29th October 2018, Dr Chee L Khoo
Incretins are hormones released when we eat. They augment the release of insulin from pancreatic beta cells. They not only lead to reduction in blood glucose levels via the secretion of insulin, they also inhibit glucagon release thereby stemming further hyperglycaemia, slow the absorption of nutrients by slowing gastric emptying and increase satiety. The two main incretin hormones are glucagon like peptide -1 (GLP1) and gastric inhibitory peptides (GIP). There are now 7 GLP approved for use in the management of hyperglycaemia in type 2 diabetes (T2D) but what about the GIP? Why haven’t we heard about them? Why don’t we have GIP analogues? Well, we do. Read on.
They both work on the beta cell to release insulin in response to hyperglycaemia. They work by binding to specific G protein-coupled receptor (GPCR) on the beta cell surface which activates cAMP leading to insulin release. The GLP1 specific GPCR are present in islet cells (beta, delta and possibly alpha cells), CNS, GI Tract, kidneys, lungs and heart. The GIP specific GPCR, on the other hand are found primarily in islet cells, CNS and adipose tissues.
Why should there be two incretins? Interestingly, in mice experiments, if you delete the GLP1 receptors, GIP secretion is augmented. Similarly, if we delete the GIP receptors, GLP1 secretion is augmented. Interestingly, healthy human subjects, Michael Nauck et al (JCEM 1993) showed that the combination of both GIP and GLP1 together stimulates beta cell secretion more than either incretins alone. In other words, two incretins are better than one. However, other studies suggest that GIP actually don’t stimulate beta cell that well and it also stimulate alpha cell glucagon secretion.
So, what happens when you combine both a GLP1 agonist with a GIP agonist in pharmacological doses? LY3298176 is a novel dual GLP1 and GIP receptor agonist. It activates both GLP1 and GIP receptors in islet cells. In healthy human subjects, LY3298176 caused weight loss and improved glucose tolerance. In subjects with T2D, LY3298176 reduced fasting glucose, glucose excursions and body weight with increasing doses.
LY3298176 is 39 amino acid peptide based on the native GIP peptide
modified to bind to both GLP1 and GIP receptors. It is more potent than native GIP but less potent than native GLP1. It has a half-life of 5 days allowing for a weekly dosing.
In a 26 week randomised, placebo- and Active Comparator-controlled trial, LY3298176 in increasing doses were compared with dulaglutide and placebo. The primary objective was the dose response of LY3298176 relative to placebo at 26 weeks. Secondary objectives were the effect on body weight, percentage of patients achieving HbA1c under 7.0% and percentage of patients achieving >5% or 10% weight loss at 26 weeks.
At 26 weeks, dulaglutide reduced HbA1c by 1.1%. The lowest dose of LY3298176 (1mg) reduced HbA1c by 0.7% while the highest dose (15mg) reduced HbA1c by a whopping 2.4%. 51.9% of patients on dulaglutide achieved HbA1c <7.0% while 10mg of LY3298176 got 90% of patients under HbA1c <7.0%.
At 26 weeks, patients on dulaglutide lost on average 2.7 kg. Patients on the highest dose lost a whopping 11.3 kg. 22.2% of patients on dulaglutide achieved >5% weight loss while 70% of patients on 10mg LY3298176 achieved >5% weight loss. The proportion who lost >10% weight loss were 9.3% for dulaglutide and 37.7% for LY3298176.
Incidence of nausea, vomiting and diarrhoea increased with increasing doses of LY3298176.
The results of the clinical trial was first presented in Berlin at the EASD 2018 meeting. LY3298176 is looking like a very promising treatment option for patients with T2D. It’s coming real soon.

= = = =

**Task description:** According to the incretin article, what half-life does LY3298176 have?

= = = =

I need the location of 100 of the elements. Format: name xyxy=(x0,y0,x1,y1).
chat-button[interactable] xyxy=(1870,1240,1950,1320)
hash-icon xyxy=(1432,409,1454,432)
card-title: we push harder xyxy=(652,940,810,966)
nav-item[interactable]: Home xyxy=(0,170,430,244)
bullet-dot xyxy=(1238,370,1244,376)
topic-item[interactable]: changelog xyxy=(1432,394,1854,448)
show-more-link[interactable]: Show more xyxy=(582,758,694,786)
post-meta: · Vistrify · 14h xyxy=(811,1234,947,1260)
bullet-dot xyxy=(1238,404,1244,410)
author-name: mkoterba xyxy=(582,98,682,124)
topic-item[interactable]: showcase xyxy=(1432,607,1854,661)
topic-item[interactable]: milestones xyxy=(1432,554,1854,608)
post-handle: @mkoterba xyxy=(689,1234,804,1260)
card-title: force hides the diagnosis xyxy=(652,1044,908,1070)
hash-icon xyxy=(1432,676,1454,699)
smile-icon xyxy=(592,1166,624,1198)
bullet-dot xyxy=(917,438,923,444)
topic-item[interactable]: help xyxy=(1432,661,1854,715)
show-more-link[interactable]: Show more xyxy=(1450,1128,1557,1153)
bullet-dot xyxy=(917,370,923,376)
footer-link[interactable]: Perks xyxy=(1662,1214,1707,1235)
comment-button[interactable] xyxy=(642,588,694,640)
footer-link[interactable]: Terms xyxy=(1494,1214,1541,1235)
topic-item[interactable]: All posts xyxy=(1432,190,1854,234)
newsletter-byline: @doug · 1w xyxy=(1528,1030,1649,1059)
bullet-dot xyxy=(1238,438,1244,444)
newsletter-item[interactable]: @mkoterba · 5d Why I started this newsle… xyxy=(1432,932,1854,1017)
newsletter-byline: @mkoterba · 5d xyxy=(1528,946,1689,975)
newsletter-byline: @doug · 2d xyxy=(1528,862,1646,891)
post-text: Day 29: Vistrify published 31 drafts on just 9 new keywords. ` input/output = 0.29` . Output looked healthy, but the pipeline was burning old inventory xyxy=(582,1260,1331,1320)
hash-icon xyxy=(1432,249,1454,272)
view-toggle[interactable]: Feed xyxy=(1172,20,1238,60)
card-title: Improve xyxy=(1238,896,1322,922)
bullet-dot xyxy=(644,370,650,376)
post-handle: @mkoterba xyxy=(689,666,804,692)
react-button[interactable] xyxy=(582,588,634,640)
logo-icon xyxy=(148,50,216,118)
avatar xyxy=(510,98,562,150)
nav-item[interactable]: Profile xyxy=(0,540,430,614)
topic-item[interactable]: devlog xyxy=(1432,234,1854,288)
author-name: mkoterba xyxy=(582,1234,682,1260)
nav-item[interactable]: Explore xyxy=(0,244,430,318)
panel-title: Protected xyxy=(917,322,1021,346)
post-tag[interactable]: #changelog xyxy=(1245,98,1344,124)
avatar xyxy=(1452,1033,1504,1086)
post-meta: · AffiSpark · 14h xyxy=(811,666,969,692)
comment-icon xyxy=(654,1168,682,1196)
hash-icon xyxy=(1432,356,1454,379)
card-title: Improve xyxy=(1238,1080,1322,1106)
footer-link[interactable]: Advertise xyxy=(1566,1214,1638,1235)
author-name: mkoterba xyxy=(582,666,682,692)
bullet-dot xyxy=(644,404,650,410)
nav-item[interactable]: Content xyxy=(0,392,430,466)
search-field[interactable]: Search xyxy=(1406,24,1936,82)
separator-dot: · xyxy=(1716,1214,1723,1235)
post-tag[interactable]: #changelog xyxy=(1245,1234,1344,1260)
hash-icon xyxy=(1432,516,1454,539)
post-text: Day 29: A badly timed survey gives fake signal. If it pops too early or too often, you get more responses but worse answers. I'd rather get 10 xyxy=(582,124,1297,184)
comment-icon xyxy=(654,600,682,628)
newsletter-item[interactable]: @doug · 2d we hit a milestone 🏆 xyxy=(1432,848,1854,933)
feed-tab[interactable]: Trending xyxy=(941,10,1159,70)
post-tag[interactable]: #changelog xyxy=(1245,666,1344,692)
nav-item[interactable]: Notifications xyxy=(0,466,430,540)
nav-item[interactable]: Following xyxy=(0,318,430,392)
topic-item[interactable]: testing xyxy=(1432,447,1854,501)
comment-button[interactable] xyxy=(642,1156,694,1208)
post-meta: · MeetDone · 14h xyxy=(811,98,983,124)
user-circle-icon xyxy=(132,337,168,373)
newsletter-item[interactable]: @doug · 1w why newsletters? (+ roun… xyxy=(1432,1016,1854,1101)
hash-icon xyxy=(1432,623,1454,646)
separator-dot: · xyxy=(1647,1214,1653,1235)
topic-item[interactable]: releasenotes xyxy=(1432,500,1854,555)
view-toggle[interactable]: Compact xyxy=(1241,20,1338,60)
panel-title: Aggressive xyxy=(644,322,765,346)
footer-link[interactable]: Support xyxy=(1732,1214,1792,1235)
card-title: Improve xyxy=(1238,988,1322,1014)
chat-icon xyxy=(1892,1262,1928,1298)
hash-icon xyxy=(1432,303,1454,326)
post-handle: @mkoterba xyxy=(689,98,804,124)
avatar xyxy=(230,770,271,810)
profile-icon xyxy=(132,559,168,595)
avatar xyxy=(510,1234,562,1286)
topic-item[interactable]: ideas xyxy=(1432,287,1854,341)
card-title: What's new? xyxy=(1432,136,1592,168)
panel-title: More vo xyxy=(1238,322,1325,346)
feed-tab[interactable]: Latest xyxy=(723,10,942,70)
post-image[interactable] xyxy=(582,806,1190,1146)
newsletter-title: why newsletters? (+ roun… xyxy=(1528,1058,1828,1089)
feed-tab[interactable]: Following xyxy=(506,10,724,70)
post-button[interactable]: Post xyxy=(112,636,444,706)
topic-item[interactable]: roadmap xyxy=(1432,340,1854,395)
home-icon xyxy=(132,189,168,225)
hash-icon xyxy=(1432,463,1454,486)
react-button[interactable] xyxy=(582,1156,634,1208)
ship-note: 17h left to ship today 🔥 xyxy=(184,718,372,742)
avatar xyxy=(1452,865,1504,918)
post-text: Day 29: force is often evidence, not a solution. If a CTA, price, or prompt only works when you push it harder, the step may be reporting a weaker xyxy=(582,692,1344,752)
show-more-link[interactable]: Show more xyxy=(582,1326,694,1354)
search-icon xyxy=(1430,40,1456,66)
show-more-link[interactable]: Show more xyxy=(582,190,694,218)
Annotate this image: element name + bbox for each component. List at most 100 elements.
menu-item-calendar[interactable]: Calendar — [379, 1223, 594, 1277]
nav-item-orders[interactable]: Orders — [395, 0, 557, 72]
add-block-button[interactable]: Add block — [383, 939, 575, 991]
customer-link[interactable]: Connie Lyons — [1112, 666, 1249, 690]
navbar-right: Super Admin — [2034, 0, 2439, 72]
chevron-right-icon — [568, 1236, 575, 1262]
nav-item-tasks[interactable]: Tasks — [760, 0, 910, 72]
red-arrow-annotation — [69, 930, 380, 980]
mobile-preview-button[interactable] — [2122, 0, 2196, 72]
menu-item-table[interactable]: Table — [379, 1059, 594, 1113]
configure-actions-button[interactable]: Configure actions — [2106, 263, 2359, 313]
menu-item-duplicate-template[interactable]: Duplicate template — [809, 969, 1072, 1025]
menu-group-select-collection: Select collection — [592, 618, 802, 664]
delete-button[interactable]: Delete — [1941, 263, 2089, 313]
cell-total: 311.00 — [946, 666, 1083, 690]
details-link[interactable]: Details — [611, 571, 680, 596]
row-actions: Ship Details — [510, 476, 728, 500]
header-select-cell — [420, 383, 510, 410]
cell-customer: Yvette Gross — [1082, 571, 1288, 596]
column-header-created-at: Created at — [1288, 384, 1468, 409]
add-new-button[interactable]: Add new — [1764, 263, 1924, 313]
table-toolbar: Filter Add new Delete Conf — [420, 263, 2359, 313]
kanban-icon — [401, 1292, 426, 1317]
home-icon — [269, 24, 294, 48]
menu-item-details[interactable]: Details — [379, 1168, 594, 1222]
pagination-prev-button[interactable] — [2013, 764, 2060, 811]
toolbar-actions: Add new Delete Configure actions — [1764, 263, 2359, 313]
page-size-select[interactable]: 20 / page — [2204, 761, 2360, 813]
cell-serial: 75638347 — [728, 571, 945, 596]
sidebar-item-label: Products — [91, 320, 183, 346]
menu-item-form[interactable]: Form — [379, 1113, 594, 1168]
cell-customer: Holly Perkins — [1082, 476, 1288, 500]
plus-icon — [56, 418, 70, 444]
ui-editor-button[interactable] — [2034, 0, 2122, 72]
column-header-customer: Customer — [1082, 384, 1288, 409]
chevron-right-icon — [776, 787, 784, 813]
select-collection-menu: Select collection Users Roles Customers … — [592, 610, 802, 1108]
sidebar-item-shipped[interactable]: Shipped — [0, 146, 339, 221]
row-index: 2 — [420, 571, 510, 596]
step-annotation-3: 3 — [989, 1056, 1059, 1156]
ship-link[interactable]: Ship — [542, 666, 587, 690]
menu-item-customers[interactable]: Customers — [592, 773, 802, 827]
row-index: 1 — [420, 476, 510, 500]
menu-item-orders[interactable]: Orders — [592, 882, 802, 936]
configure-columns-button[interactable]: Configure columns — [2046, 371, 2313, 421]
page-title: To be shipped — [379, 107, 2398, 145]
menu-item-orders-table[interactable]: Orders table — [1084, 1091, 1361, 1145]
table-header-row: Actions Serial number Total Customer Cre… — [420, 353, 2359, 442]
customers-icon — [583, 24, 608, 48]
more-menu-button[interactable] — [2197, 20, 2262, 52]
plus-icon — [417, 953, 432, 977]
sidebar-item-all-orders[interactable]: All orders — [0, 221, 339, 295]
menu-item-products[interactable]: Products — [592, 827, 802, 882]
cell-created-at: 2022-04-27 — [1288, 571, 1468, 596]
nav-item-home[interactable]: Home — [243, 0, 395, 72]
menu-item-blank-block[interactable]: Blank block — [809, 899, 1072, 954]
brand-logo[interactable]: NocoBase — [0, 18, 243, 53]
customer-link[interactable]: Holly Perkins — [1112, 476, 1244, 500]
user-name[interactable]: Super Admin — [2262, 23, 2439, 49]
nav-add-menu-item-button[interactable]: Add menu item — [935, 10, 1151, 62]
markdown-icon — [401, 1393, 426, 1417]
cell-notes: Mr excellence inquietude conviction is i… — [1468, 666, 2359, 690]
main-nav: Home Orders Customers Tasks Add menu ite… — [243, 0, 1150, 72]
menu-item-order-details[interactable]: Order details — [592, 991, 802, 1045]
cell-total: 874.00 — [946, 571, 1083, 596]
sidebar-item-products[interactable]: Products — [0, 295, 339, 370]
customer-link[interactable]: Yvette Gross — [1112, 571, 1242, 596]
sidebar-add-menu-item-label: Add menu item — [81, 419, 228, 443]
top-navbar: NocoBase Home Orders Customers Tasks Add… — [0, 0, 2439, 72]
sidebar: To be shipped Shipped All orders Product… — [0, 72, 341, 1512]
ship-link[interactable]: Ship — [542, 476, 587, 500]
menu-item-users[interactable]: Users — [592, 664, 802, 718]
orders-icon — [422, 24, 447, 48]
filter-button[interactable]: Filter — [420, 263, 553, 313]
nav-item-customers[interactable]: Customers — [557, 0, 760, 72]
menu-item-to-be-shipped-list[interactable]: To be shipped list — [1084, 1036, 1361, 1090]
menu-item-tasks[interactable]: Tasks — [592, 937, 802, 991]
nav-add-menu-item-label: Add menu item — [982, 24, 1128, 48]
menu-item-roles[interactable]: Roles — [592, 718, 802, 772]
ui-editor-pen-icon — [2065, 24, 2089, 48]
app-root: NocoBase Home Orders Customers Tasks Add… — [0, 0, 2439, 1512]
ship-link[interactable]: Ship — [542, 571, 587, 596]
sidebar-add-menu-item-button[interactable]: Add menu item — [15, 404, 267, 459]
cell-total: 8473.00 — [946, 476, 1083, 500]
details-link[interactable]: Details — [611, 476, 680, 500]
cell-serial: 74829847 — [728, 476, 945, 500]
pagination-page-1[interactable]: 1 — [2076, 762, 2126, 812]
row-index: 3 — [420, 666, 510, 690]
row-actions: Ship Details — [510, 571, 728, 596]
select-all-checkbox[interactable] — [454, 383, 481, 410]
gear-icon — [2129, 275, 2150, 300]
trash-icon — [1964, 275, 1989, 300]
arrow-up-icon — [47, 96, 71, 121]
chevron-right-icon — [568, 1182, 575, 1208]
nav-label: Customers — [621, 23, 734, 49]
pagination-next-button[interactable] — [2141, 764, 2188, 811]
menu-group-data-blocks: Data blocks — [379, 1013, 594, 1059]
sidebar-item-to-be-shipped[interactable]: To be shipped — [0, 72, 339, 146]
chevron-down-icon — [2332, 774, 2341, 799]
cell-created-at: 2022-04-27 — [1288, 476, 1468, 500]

= = = =

**Answer box:** 5 days, which allows weekly dosing.